— START OF RECORDS FOR THIS EXERCISE —
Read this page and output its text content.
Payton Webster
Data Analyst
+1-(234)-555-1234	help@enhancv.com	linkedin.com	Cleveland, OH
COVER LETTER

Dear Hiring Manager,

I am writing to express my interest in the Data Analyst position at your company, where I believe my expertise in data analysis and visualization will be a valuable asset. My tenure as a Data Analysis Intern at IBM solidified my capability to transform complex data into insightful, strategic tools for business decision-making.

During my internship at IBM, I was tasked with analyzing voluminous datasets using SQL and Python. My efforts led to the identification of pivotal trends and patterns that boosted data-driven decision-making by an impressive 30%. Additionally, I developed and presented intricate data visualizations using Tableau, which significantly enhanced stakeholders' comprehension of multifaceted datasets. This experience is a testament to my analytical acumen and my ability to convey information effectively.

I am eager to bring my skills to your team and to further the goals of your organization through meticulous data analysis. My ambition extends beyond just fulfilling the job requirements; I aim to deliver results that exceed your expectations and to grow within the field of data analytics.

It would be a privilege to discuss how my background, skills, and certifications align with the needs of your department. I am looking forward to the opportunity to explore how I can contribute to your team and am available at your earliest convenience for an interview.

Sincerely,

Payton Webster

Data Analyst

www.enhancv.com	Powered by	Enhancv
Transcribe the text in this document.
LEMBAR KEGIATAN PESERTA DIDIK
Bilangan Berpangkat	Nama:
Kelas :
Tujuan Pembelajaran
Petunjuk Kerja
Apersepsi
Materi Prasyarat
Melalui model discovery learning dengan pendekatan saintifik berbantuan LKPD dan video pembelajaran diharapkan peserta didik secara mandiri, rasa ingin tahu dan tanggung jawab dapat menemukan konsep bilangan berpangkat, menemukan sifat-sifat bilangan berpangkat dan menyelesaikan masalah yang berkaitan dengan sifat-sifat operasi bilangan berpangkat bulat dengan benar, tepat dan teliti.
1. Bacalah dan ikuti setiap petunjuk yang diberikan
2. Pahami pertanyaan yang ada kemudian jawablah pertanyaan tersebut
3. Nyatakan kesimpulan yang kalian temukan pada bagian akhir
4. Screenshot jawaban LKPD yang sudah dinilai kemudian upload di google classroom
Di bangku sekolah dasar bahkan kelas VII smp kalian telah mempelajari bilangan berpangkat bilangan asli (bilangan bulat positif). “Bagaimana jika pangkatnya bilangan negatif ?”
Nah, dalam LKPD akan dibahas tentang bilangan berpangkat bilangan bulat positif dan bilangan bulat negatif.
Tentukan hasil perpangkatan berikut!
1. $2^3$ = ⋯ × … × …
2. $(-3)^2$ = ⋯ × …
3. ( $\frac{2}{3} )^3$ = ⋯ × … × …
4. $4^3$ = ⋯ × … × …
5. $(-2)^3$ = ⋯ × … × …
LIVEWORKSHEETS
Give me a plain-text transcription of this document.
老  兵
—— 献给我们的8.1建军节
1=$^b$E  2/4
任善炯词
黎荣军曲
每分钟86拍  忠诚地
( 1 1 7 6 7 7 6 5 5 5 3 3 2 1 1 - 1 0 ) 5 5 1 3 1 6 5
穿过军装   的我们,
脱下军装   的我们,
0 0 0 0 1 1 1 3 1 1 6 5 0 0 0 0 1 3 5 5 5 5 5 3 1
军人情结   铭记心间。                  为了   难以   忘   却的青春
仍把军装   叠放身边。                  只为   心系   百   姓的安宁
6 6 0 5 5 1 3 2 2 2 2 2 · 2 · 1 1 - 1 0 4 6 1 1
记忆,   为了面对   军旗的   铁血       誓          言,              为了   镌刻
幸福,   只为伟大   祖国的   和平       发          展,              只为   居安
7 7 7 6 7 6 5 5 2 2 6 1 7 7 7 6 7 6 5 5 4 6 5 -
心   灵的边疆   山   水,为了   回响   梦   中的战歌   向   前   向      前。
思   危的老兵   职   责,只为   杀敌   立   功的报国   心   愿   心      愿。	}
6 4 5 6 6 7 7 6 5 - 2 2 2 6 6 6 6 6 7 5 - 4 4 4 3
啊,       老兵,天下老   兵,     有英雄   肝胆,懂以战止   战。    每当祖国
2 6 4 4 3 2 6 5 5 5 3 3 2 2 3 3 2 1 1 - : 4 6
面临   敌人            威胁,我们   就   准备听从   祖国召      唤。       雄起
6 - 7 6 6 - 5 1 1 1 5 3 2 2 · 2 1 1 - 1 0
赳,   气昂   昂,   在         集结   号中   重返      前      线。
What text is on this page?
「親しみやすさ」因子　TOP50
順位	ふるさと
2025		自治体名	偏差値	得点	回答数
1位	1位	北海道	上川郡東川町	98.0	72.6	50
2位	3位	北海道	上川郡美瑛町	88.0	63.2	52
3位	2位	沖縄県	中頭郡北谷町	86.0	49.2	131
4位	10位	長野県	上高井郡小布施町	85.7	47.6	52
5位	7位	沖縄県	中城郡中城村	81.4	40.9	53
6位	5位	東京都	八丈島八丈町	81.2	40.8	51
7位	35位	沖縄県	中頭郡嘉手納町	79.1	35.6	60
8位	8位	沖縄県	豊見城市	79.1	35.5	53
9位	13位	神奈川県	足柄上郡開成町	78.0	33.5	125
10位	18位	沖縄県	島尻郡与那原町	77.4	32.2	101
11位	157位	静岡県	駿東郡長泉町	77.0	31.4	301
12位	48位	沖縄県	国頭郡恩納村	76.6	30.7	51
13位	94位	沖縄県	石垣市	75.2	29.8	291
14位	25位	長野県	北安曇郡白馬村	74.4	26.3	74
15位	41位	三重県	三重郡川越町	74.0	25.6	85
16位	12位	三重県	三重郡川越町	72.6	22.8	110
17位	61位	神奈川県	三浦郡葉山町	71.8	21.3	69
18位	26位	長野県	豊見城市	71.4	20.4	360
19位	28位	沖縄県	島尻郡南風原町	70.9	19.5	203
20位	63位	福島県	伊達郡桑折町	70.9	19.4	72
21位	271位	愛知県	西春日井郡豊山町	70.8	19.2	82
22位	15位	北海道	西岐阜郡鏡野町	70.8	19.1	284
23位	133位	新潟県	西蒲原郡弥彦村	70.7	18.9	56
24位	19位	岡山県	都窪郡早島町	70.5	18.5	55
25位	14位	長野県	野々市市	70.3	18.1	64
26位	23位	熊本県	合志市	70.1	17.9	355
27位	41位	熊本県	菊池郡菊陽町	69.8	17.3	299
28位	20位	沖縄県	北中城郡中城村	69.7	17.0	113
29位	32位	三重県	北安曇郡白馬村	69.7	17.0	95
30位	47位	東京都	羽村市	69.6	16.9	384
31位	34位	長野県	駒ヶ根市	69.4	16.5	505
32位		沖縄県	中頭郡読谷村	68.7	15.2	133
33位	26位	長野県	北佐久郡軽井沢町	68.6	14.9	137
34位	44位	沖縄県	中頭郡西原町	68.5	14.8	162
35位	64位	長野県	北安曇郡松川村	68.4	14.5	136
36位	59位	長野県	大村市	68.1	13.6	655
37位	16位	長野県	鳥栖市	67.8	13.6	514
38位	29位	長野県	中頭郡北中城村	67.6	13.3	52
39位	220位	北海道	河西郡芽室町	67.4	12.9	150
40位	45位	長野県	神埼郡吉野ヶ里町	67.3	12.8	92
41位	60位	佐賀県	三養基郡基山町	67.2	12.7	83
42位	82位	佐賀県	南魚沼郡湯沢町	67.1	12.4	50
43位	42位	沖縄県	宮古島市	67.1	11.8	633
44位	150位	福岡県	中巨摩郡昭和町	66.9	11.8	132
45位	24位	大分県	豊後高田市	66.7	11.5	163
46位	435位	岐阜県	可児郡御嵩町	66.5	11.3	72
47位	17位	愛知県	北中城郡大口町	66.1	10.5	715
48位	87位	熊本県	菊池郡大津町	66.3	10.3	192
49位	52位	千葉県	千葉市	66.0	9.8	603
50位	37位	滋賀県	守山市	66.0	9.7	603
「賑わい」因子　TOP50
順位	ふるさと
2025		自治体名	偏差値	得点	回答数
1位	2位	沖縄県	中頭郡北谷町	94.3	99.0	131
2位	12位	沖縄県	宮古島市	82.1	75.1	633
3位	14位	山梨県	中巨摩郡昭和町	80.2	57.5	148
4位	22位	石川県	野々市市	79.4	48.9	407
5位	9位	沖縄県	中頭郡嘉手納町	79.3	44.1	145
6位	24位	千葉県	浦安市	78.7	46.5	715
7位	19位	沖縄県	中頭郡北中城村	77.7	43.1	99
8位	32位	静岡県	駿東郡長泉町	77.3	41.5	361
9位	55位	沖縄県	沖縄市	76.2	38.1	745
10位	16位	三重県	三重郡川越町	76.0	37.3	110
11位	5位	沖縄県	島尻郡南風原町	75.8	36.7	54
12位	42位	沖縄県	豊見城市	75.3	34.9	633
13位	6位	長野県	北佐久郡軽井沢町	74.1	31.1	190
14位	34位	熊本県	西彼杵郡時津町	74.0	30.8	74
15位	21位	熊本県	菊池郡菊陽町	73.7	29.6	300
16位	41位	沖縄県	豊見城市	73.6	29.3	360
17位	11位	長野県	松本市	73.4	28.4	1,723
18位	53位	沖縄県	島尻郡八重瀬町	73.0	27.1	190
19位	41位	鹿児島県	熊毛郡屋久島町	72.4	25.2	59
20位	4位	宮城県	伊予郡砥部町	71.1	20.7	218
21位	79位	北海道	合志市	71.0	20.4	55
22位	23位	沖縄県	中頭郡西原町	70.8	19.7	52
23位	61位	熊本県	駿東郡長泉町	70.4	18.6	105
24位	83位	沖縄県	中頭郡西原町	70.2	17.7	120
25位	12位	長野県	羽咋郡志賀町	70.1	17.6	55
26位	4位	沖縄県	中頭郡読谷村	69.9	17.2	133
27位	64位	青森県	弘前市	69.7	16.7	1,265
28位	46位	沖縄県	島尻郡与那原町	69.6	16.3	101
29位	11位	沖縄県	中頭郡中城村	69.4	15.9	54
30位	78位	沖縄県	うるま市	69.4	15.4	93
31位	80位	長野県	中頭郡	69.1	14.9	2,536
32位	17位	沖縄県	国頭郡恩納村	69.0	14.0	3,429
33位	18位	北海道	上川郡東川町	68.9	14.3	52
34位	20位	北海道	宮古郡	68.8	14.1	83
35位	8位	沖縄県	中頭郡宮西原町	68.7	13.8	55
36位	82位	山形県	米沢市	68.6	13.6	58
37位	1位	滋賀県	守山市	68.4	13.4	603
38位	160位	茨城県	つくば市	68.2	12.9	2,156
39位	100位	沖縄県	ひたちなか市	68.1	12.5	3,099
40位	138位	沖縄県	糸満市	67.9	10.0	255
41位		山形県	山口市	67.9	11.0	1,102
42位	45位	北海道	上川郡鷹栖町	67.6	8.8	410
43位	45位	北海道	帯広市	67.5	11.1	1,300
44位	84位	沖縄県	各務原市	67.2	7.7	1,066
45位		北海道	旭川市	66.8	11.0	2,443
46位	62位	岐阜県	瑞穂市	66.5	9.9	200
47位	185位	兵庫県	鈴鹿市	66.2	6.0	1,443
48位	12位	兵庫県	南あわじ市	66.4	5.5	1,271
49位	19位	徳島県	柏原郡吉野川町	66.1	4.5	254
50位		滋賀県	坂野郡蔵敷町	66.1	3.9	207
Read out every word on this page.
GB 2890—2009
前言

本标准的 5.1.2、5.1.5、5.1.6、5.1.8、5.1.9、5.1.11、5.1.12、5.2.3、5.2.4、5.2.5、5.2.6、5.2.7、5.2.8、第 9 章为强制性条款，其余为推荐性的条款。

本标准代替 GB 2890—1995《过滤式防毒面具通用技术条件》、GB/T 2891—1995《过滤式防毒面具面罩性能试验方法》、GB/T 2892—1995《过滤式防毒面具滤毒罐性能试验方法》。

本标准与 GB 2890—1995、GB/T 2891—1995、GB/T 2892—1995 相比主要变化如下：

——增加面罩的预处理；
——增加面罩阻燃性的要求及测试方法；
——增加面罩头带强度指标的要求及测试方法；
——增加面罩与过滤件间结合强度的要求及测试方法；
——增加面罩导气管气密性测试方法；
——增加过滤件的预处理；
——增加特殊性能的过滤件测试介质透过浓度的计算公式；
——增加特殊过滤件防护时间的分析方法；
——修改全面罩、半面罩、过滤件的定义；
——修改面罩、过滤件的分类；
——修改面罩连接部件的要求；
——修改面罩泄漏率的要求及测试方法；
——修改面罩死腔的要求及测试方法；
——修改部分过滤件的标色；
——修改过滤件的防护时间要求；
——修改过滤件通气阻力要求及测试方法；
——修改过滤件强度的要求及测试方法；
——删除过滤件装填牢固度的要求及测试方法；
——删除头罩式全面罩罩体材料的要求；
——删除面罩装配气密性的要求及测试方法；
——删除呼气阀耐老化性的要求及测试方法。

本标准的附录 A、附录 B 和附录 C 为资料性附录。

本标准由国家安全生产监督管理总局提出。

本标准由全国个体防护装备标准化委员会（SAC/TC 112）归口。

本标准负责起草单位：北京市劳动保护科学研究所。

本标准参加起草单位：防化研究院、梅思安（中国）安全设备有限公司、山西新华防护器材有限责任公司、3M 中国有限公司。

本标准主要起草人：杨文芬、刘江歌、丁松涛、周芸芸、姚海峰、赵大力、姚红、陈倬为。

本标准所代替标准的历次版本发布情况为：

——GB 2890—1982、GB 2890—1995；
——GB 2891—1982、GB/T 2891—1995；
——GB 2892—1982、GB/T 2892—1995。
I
— END OF RECORDS FOR THIS EXERCISE —
## REQUIREMENT
Your answer should be a single number: the count of lines in the material above that contain "skills".

## TASK SOLUTION
2